## Problem to solve:
Find each line that has the string "Growth" and give the total, with nothing else.

## Given data:
-.-.-
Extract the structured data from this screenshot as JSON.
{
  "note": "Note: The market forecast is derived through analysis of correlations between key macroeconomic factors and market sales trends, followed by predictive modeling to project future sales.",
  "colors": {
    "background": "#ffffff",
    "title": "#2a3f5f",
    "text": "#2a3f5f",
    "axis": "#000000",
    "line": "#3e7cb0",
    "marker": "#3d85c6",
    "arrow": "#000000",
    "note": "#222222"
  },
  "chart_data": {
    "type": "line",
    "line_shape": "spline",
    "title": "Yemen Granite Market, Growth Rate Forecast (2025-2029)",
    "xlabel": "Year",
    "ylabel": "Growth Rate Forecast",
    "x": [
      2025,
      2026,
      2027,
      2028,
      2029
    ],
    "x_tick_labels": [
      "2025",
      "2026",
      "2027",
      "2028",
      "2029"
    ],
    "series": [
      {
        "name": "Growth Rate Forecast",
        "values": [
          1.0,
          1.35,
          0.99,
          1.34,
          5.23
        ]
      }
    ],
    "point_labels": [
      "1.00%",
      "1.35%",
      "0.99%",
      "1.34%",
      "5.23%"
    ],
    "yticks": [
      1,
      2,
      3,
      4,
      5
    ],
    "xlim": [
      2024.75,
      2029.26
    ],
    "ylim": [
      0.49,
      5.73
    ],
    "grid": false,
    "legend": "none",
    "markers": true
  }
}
-.-.-
## The result:
3